What is being asked: From the listing below, pull each line that includes "Países".

Stored records:
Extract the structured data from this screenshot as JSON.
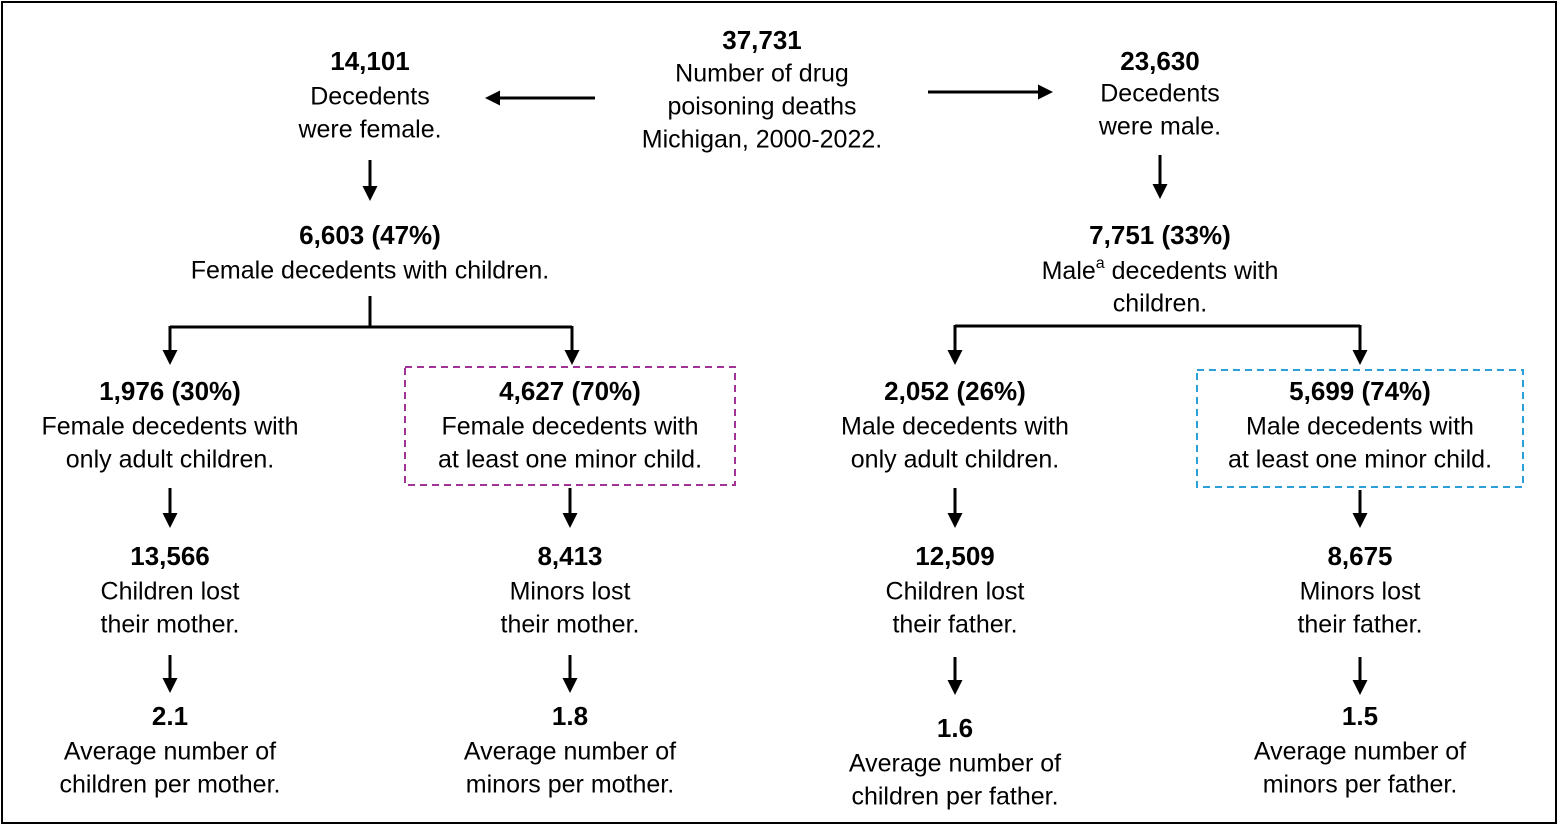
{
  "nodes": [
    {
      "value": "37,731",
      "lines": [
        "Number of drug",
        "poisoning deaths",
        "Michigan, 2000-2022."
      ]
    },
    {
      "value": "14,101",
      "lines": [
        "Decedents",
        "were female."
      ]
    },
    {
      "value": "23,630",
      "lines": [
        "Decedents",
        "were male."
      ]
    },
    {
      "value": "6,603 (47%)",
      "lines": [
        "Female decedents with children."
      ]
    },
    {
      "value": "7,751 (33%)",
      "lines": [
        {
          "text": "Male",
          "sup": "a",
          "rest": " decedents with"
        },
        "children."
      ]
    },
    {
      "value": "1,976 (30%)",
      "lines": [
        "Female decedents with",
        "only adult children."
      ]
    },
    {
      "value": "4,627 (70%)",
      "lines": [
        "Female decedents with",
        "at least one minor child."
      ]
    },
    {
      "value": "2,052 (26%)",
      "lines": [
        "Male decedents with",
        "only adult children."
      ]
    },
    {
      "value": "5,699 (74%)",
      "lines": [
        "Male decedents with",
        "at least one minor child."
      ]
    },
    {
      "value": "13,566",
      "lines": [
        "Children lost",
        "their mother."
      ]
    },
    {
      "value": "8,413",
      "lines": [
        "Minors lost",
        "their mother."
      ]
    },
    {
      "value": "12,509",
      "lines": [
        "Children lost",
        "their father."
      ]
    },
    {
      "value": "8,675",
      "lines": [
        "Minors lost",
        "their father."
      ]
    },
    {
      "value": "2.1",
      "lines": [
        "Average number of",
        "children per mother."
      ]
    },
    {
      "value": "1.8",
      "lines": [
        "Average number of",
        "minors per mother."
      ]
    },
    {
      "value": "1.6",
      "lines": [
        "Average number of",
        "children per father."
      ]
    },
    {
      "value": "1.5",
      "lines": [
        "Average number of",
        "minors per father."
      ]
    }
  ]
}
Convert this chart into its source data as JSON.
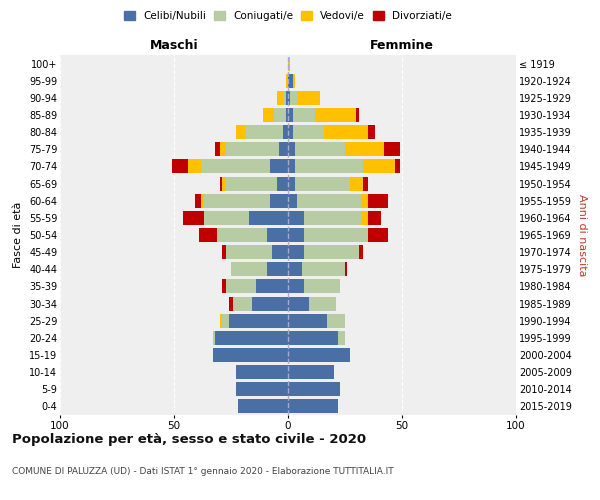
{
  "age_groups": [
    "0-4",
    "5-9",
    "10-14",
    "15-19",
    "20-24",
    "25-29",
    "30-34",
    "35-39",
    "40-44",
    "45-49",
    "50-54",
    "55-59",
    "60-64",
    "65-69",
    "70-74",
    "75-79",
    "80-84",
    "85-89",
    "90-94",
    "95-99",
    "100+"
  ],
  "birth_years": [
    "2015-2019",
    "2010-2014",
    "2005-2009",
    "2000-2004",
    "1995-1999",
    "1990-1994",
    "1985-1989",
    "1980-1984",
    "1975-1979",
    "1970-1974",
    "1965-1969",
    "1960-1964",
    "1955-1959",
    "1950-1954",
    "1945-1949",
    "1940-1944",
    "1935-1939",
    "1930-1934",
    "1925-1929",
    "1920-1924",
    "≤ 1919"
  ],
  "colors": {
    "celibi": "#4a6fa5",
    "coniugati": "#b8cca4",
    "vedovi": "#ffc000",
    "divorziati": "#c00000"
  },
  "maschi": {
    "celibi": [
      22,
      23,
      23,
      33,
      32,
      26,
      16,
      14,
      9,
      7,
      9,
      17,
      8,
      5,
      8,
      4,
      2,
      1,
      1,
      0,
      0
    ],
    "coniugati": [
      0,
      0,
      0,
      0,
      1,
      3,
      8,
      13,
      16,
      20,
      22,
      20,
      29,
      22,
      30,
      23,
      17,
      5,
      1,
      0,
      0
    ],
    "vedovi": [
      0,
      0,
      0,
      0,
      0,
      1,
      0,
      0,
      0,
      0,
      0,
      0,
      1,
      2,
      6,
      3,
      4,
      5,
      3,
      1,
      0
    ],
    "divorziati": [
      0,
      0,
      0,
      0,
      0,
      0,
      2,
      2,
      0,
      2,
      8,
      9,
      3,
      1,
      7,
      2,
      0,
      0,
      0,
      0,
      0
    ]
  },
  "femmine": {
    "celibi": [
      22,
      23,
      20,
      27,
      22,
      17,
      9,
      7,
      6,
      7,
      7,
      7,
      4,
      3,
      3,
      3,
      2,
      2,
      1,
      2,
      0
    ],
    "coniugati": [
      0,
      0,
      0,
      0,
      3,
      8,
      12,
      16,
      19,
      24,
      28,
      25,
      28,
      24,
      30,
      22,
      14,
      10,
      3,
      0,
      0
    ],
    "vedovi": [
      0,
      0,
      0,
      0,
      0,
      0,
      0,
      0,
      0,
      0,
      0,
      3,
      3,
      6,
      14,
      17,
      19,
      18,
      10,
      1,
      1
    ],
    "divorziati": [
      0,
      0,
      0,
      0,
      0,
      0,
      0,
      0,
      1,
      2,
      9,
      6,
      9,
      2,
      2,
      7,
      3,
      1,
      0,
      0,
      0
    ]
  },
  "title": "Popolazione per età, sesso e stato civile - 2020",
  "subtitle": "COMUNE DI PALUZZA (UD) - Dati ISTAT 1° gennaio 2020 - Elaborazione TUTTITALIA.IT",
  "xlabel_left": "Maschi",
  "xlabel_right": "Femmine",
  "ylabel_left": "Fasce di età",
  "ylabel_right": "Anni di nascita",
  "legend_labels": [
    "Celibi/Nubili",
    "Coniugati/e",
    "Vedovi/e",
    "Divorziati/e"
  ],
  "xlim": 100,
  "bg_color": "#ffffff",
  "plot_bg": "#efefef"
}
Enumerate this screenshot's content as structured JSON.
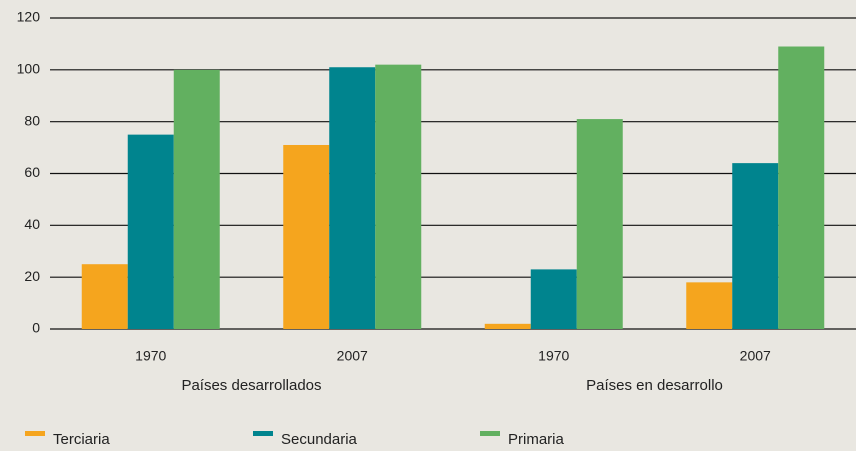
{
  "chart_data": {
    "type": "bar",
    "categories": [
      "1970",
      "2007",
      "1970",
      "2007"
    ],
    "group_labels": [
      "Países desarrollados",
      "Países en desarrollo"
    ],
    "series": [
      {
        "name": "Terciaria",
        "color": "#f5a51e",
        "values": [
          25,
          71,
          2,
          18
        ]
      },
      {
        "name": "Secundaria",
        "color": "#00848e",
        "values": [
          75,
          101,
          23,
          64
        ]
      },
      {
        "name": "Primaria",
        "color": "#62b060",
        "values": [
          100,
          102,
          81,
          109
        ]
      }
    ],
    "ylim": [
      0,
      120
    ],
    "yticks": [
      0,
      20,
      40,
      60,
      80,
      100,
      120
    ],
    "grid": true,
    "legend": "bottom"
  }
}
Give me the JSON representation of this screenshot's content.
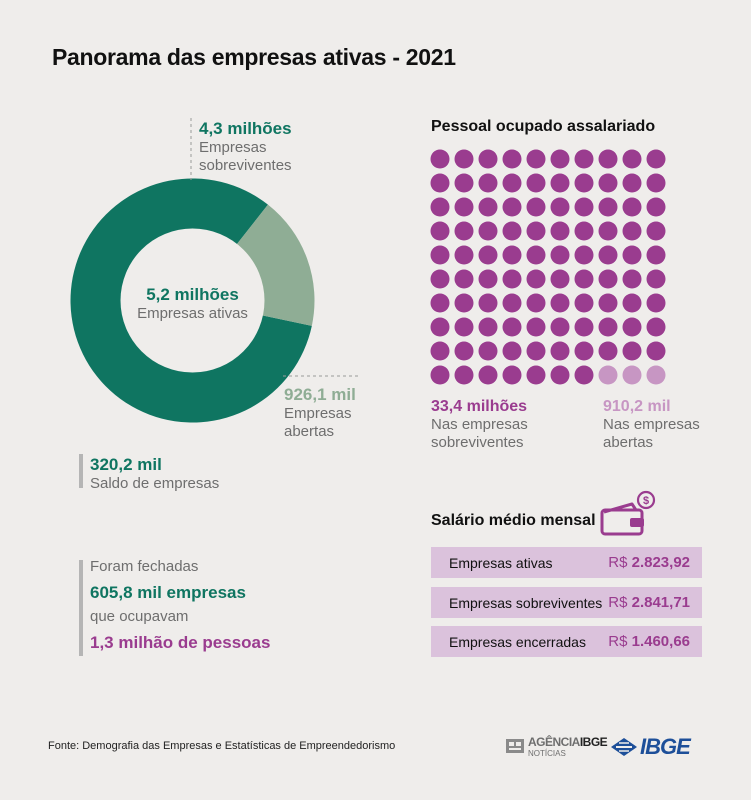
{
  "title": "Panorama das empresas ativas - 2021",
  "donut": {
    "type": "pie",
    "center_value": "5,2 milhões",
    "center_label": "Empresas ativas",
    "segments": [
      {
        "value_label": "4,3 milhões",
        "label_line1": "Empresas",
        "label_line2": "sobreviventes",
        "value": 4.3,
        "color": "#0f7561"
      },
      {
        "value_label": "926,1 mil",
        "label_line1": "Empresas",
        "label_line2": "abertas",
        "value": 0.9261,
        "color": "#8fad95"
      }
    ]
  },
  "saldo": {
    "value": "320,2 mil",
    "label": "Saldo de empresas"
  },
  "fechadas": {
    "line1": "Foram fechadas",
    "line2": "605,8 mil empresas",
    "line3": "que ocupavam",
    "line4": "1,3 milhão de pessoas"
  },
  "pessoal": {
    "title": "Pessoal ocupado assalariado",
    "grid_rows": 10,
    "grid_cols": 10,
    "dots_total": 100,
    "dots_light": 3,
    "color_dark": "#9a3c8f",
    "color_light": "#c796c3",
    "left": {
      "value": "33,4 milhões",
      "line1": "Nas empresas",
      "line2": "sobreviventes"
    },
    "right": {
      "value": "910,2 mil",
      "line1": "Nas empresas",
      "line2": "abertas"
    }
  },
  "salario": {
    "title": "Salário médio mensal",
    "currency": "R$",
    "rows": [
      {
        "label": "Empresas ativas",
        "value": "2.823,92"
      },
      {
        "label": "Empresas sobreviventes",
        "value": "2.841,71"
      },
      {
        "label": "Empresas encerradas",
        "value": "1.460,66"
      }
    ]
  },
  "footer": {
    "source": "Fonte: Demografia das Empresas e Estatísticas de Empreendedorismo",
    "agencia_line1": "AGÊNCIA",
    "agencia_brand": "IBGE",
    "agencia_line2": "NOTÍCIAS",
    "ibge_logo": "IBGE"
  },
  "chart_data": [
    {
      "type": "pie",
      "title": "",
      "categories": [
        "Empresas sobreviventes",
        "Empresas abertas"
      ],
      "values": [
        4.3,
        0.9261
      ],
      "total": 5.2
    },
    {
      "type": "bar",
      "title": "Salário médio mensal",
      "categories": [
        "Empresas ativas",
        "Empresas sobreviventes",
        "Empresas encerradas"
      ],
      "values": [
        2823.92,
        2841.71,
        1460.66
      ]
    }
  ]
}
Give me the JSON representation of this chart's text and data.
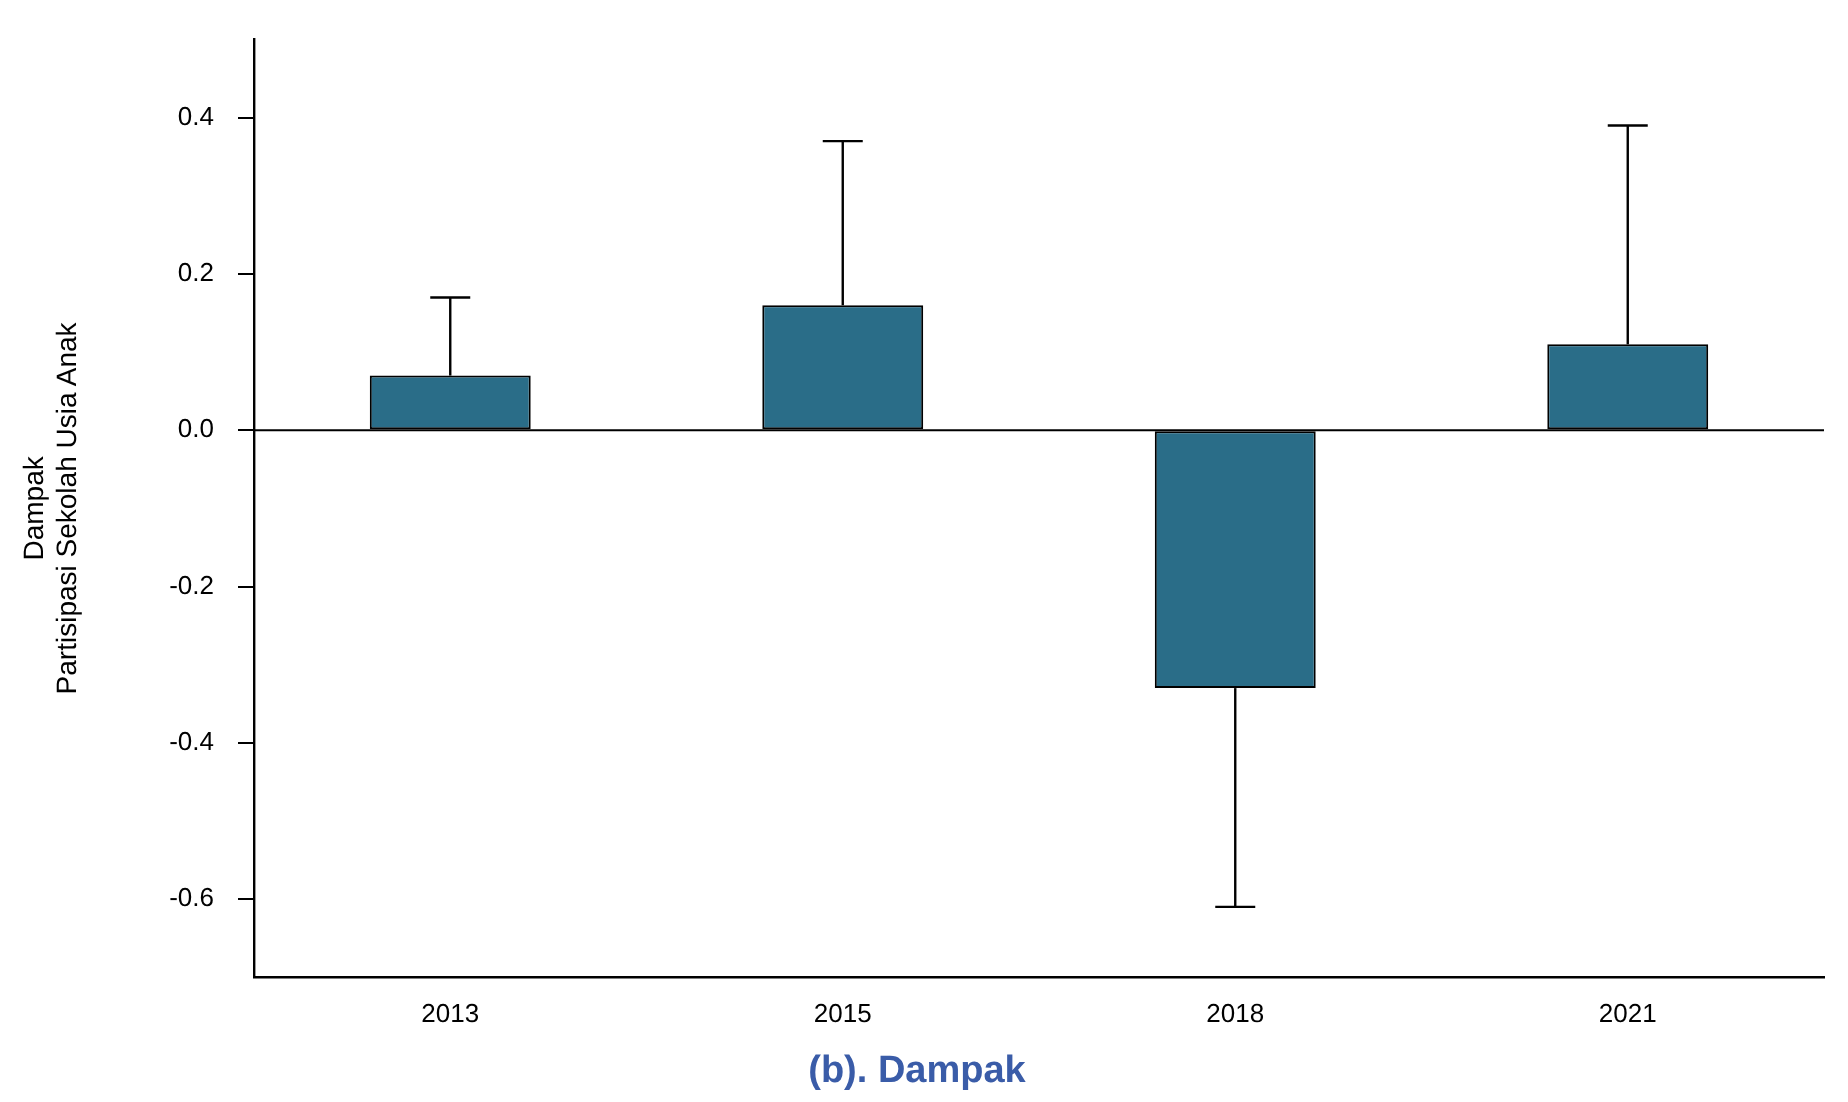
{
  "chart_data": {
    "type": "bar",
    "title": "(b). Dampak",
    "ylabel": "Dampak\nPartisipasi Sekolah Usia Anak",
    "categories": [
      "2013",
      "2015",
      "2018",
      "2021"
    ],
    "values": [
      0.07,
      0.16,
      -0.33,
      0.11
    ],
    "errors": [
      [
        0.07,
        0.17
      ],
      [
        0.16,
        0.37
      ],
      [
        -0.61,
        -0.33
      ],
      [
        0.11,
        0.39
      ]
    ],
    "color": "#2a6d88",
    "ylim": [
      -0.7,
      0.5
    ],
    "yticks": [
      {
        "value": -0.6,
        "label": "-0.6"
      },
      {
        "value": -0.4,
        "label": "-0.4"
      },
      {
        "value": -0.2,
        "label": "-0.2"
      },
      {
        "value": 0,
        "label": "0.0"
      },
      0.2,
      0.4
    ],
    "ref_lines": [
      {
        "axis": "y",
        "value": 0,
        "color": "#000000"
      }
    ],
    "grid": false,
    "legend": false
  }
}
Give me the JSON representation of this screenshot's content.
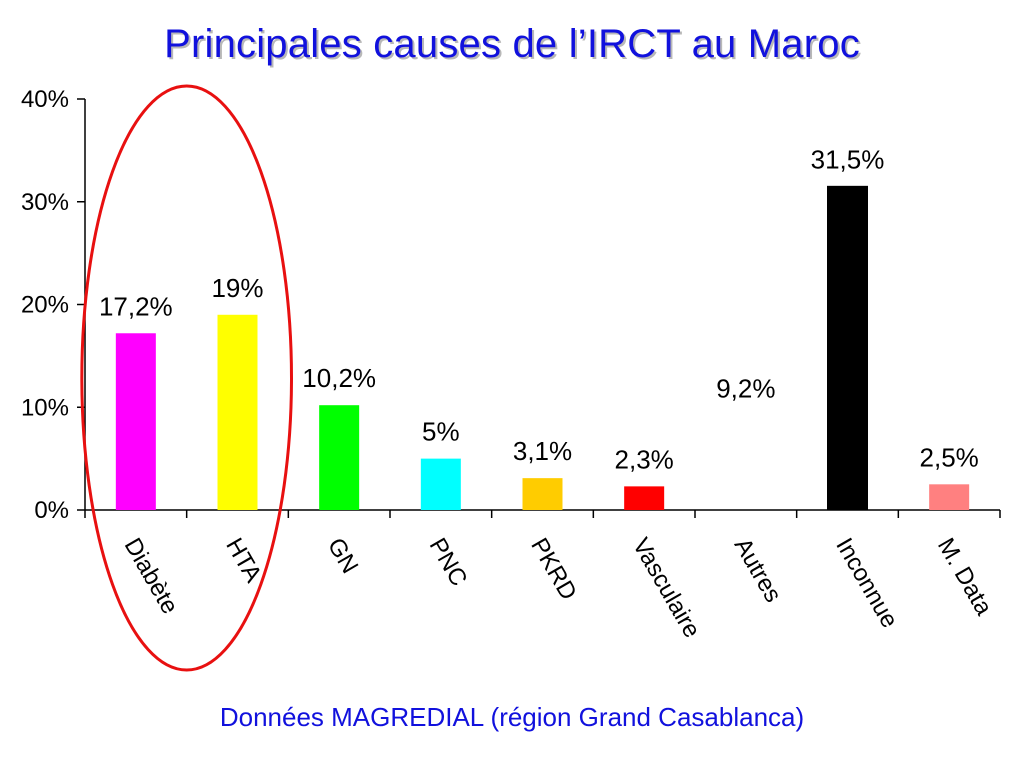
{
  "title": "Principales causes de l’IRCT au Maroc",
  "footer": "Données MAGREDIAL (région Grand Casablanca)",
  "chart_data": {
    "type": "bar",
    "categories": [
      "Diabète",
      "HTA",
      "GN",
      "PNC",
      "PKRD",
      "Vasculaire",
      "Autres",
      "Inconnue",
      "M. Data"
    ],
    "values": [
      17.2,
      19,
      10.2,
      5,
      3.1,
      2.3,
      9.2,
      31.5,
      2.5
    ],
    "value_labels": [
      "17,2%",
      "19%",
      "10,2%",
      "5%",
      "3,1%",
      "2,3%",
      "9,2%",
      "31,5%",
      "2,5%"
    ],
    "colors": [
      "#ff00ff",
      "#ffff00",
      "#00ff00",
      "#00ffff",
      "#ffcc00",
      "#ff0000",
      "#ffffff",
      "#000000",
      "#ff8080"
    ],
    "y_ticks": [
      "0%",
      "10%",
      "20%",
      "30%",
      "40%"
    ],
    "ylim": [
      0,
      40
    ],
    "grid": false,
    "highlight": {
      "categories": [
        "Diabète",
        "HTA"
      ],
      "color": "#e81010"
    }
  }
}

Complete output:
      "Países desarrollados",
      "Países en desarrollo"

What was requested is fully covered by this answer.